═════ GIVEN RECORDS
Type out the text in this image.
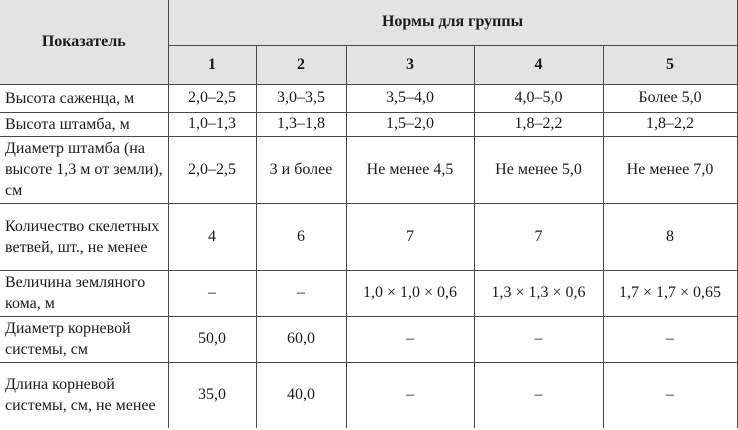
Показатель	Нормы для группы				
	1	2	3	4	5
Высота саженца, м	2,0–2,5	3,0–3,5	3,5–4,0	4,0–5,0	Более 5,0
Высота штамба, м	1,0–1,3	1,3–1,8	1,5–2,0	1,8–2,2	1,8–2,2
Диаметр штамба (на высоте 1,3 м от земли), см	2,0–2,5	3 и более	Не менее 4,5	Не менее 5,0	Не менее 7,0
Количество скелетных ветвей, шт., не менее	4	6	7	7	8
Величина земляного кома, м	–	–	1,0 × 1,0 × 0,6	1,3 × 1,3 × 0,6	1,7 × 1,7 × 0,65
Диаметр корневой системы, см	50,0	60,0	–	–	–
Длина корневой системы, см, не менее	35,0	40,0	–	–	–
══════════
GIVEN TASK — Search the entries for the word "Диаметр" and copy every line that has it.

WRITTEN SOLUTION —
Диаметр штамба (на высоте 1,3 м от земли), см	2,0–2,5	3 и более	Не менее 4,5	Не менее 5,0	Не менее 7,0
Диаметр корневой системы, см	50,0	60,0	–	–	–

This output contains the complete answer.